*Exercise goal*
Continue the forum thread about troubleshooting a graphics card from the point where it stops.

*Passage shown*
--------------------------------

What I've tried so far:
  • I've tried 536.40, 536.23, and 532.03 which is what I am using currently using DDU
  • Tried setting power management mode in Nvidia control panel to maximize performance and it did not resolve the issue
  • Tried underclocking in MSI Afterburner and it did not resolve the issue
  • Tried switching the physical switch on the GPU to change between performance/quiet modes, neither mode resolves it
  • Reseated all cabling and GPU
  • Seated GPU in separate PCIe slot
  • All PC scans and hardware/mem checks result in 0 issues

Specs:
  • GPU: ASUS TUF RTX 3080 V2 OC Edition
  • PSU: EVGA 850W SuperNOVA P2
  • CPU: AMD RYZEN 7 3700X
  • Mobo: Gigabyte X570 Gaming X
  • RAM: 16GB HyperX FURY RGB DDR4 3600MHz (2x8GB)
  • OS: Win10

If anybody has any ideas other than replacing hardware at this point I am all ears. Losing my mind over this.
 
Last edited:
Sure sounds like a driver issue. Check this video from JayzTwoCents, he explains how to do a full wipe of the driver before installing another one. He mentions disabling Fast Startup, Automatic Downloads in Windows and disconnecting the internet before (or was it after?) DDU.

View: https://youtu.be/F8OLhUAPDq0
 
Can you try the gpu in a different PC, be it a friend's or at a PC shop?

Are there any psu cable extensions involved? I don't see that specifically mentioned in your list.
If so, use the original cables and check stability.
No cable extensions/risers involved, I'm using an 8pin to 8x6+2 pin for my GPU power straight from the PSU. I unfortunately don't have any friends to try the former with as I moved away some time ago, but I guess a PC shop could work. Really not trying to spend the money for that though, but I'm at last resorts at this point. Thanks for the reply.

Sure sounds like a driver issue. Check this video from JayzTwoCents, he explains how to do a full wipe of the driver before installing another one. He mentions disabling Fast Startup, Automatic Downloads in Windows and disconnecting the internet before (or was it after?) DDU.

View: https://youtu.be/F8OLhUAPDq0
I've used DDU and followed these steps to a tee all 3 times I uninstalled/reinstalled new and older drivers to troubleshoot. Still no fix unfortunately
 
but I guess a PC shop could work. Really not trying to spend the money for that though, but I'm at last resorts at this point.

--------------------------------

*Material supplied*
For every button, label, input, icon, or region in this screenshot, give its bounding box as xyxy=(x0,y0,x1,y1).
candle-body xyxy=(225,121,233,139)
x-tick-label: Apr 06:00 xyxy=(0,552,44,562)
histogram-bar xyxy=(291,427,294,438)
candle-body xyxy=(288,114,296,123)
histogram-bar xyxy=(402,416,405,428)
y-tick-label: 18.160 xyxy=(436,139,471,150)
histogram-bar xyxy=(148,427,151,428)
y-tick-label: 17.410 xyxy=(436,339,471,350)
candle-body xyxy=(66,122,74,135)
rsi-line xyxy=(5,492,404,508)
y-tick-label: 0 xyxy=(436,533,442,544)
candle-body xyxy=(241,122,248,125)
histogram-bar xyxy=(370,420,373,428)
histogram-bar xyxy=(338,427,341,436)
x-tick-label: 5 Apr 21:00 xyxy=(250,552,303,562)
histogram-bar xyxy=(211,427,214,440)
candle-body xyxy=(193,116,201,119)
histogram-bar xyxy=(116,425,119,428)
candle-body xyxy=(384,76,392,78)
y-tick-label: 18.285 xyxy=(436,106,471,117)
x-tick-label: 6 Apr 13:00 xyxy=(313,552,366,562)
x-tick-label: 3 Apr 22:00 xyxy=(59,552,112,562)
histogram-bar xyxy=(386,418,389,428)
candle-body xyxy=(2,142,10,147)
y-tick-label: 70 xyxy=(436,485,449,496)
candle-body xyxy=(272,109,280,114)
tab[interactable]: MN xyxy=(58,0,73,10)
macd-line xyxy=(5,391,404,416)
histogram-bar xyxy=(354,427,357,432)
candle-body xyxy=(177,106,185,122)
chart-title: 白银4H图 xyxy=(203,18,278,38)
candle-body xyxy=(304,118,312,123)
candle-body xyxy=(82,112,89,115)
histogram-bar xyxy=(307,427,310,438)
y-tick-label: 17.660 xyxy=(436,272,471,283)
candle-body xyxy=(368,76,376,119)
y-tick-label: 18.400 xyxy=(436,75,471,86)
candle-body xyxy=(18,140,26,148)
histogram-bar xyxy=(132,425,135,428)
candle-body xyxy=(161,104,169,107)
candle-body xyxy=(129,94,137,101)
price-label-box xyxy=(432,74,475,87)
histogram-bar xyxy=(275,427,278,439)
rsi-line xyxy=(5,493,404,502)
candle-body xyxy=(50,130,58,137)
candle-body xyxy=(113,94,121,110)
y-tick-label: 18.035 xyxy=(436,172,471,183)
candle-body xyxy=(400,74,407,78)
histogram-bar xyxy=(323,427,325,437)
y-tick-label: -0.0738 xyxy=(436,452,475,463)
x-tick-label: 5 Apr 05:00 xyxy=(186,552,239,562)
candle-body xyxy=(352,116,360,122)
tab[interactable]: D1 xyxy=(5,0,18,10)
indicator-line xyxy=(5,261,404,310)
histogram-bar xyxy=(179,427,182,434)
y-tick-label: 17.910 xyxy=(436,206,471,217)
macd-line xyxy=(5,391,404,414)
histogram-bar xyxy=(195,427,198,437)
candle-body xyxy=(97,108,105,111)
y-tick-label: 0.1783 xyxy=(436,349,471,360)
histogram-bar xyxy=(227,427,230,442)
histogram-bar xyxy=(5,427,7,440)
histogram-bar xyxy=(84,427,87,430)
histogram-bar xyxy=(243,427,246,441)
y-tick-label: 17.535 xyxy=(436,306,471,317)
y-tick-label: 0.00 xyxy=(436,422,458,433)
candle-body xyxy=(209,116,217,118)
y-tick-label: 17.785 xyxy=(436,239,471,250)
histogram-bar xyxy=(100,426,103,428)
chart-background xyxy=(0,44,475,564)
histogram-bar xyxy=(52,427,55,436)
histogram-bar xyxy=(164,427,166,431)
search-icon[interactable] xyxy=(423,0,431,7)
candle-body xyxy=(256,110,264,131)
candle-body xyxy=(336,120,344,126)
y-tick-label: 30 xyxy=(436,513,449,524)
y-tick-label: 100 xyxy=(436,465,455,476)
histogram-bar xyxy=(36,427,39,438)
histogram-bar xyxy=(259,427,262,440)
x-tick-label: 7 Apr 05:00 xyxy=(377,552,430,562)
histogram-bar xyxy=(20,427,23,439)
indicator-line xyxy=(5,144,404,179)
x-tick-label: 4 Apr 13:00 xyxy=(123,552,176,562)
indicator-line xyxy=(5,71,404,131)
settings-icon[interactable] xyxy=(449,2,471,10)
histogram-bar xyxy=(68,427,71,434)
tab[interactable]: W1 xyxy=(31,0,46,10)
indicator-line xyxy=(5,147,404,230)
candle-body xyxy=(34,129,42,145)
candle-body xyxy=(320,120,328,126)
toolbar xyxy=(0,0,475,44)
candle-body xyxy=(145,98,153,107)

--------------------------------

*Exercise output*
Worst case, you're looking at part replacement. Those symptoms are related to power - age/wear of the power supply, or the voltage regulator on the gpu is crapping itself.
If the card still crashes at the shop, then it's the card.
If it doesn't, then the psu. [OR, it may even be a problem from the wall instead of the psu, but that would mean getting in touch with an electrician...]
 
Worst case, you're looking at part replacement. Those symptoms are related to power - age/wear of the power supply, or the voltage regulator on the gpu is crapping itself.
Yeah I am of the belief it is power-related as well, if it isn't the driver. I didn't have any issues whatsoever until I updated my graphics driver to 536.40. I have a feeling it's the latter where the voltage regulator is spent cause the driver did something to it.

At any rate, I'm going to see if this new driver coming out tomorrow (suppoedly) fixes it and if it doesnt then I'm going to do a PSU replacement next weekend since that's cheaper than replacing a GPU. Will keep you updated.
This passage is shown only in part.